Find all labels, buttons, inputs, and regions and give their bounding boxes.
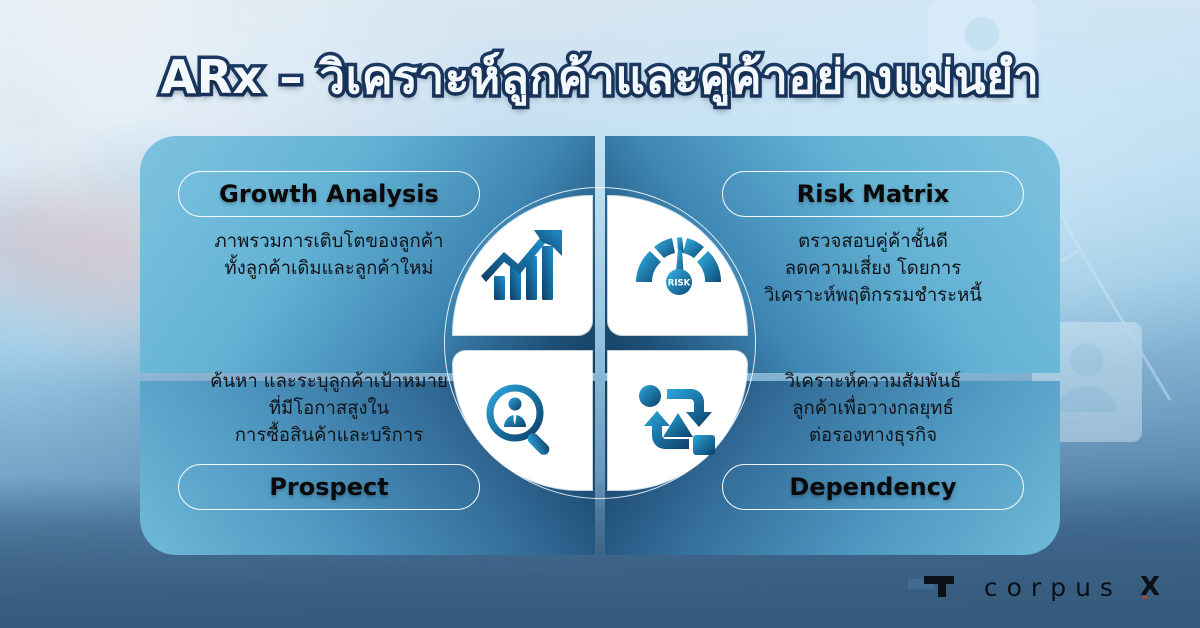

...

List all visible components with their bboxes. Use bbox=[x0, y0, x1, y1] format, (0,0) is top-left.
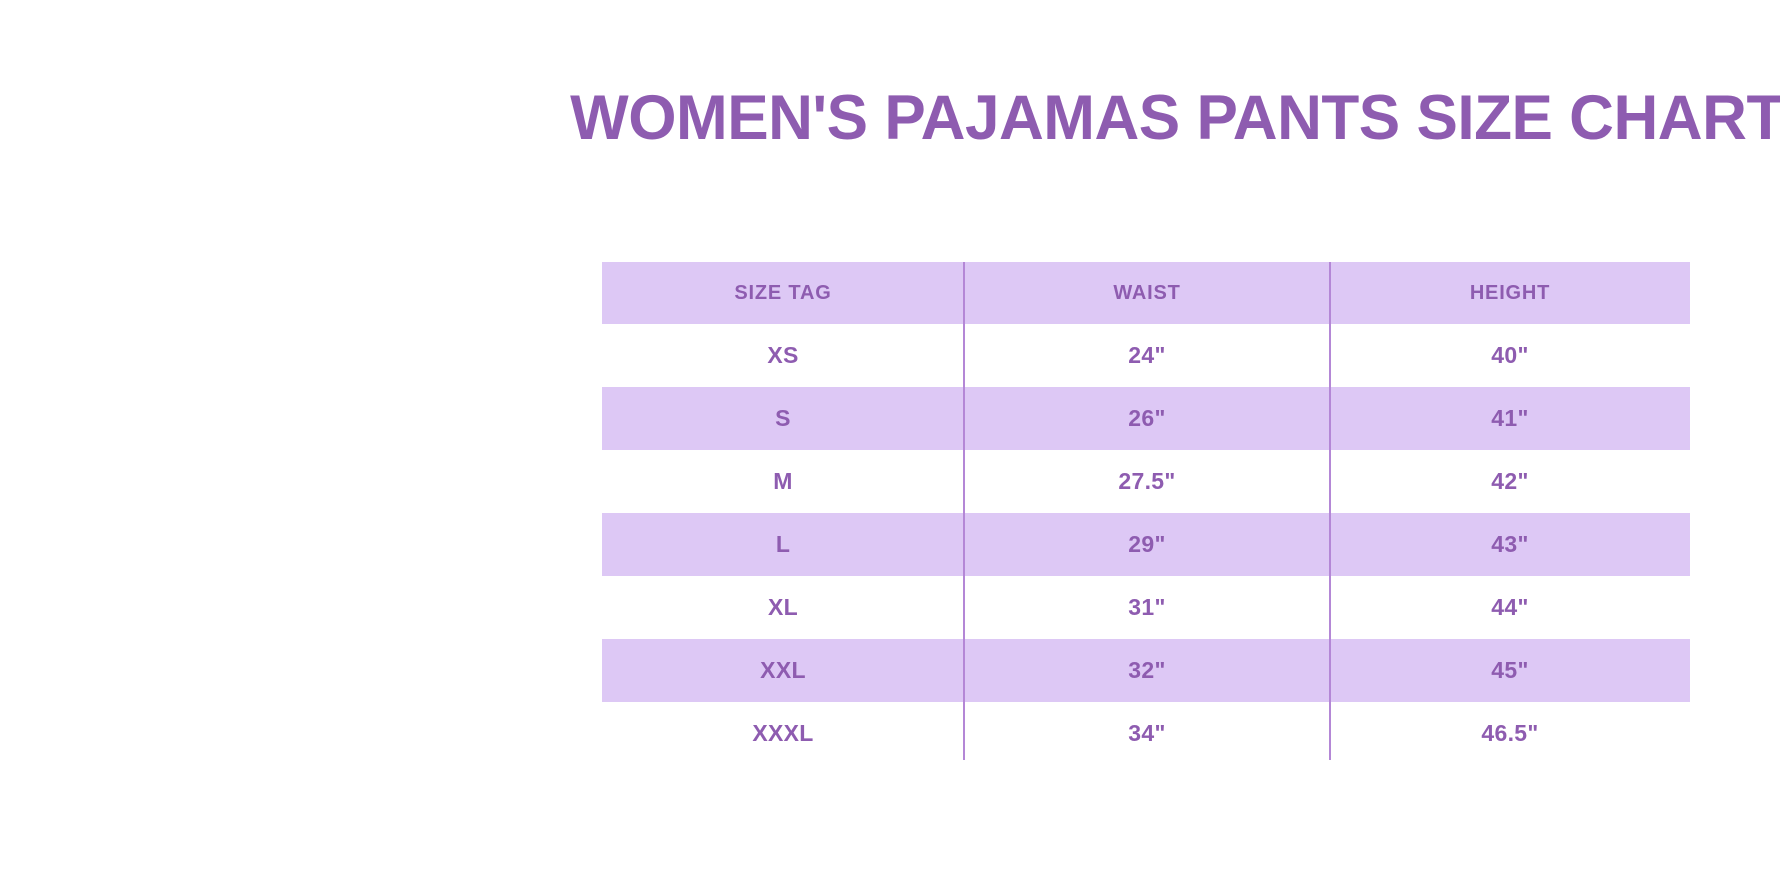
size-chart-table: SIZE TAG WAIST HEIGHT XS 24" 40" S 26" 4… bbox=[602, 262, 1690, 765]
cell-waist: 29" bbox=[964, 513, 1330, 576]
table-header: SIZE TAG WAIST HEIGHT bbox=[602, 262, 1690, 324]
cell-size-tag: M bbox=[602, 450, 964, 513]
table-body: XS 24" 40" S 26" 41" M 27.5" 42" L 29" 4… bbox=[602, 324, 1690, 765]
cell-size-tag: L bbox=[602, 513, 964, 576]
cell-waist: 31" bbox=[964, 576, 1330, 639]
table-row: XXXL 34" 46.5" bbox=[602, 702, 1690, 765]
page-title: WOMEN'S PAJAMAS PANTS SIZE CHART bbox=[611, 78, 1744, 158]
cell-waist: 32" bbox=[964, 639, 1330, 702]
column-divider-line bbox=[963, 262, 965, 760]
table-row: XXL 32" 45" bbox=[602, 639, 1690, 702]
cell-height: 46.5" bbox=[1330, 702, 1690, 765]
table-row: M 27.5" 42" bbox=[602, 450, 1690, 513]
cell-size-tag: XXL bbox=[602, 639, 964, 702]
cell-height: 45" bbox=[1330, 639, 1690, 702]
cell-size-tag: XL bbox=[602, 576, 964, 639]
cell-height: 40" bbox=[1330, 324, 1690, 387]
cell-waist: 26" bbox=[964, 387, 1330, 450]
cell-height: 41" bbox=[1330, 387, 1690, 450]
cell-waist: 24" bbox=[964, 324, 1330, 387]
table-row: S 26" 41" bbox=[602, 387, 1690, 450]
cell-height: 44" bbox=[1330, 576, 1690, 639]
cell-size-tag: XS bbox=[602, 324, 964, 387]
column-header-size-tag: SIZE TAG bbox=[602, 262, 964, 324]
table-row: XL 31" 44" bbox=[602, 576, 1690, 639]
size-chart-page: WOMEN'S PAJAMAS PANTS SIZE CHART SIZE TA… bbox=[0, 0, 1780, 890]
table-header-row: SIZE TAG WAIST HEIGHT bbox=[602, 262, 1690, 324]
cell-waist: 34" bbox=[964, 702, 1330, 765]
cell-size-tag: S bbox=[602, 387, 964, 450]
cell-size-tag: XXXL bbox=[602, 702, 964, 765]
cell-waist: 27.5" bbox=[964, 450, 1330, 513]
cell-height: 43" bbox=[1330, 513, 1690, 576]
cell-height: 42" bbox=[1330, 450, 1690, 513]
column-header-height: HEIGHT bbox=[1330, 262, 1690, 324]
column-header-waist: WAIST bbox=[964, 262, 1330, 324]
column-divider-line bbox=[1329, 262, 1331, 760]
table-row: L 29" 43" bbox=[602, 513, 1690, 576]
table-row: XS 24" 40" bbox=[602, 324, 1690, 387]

TASK DIRECTIONS -> Copy the records verbatim from the line containing "List all visible" through the line containing "324, 1330, 387]", with both of those lines included. Omit the pictures from the copy.

EXERCISE RESULT ->
List all visible components with their bboxes. Use bbox=[x0, y0, x1, y1] format, (0,0) is top-left.
size-chart-table: SIZE TAG WAIST HEIGHT XS 24" 40" S 26" 4… bbox=[602, 262, 1690, 765]
cell-waist: 29" bbox=[964, 513, 1330, 576]
table-header: SIZE TAG WAIST HEIGHT bbox=[602, 262, 1690, 324]
cell-size-tag: M bbox=[602, 450, 964, 513]
table-body: XS 24" 40" S 26" 41" M 27.5" 42" L 29" 4… bbox=[602, 324, 1690, 765]
cell-size-tag: L bbox=[602, 513, 964, 576]
cell-waist: 31" bbox=[964, 576, 1330, 639]
table-row: XXXL 34" 46.5" bbox=[602, 702, 1690, 765]
page-title: WOMEN'S PAJAMAS PANTS SIZE CHART bbox=[611, 78, 1744, 158]
cell-waist: 32" bbox=[964, 639, 1330, 702]
column-divider-line bbox=[963, 262, 965, 760]
table-row: XXL 32" 45" bbox=[602, 639, 1690, 702]
cell-height: 46.5" bbox=[1330, 702, 1690, 765]
table-row: M 27.5" 42" bbox=[602, 450, 1690, 513]
cell-size-tag: XXL bbox=[602, 639, 964, 702]
cell-height: 45" bbox=[1330, 639, 1690, 702]
cell-size-tag: XL bbox=[602, 576, 964, 639]
cell-height: 40" bbox=[1330, 324, 1690, 387]
cell-waist: 26" bbox=[964, 387, 1330, 450]
cell-height: 41" bbox=[1330, 387, 1690, 450]
cell-waist: 24" bbox=[964, 324, 1330, 387]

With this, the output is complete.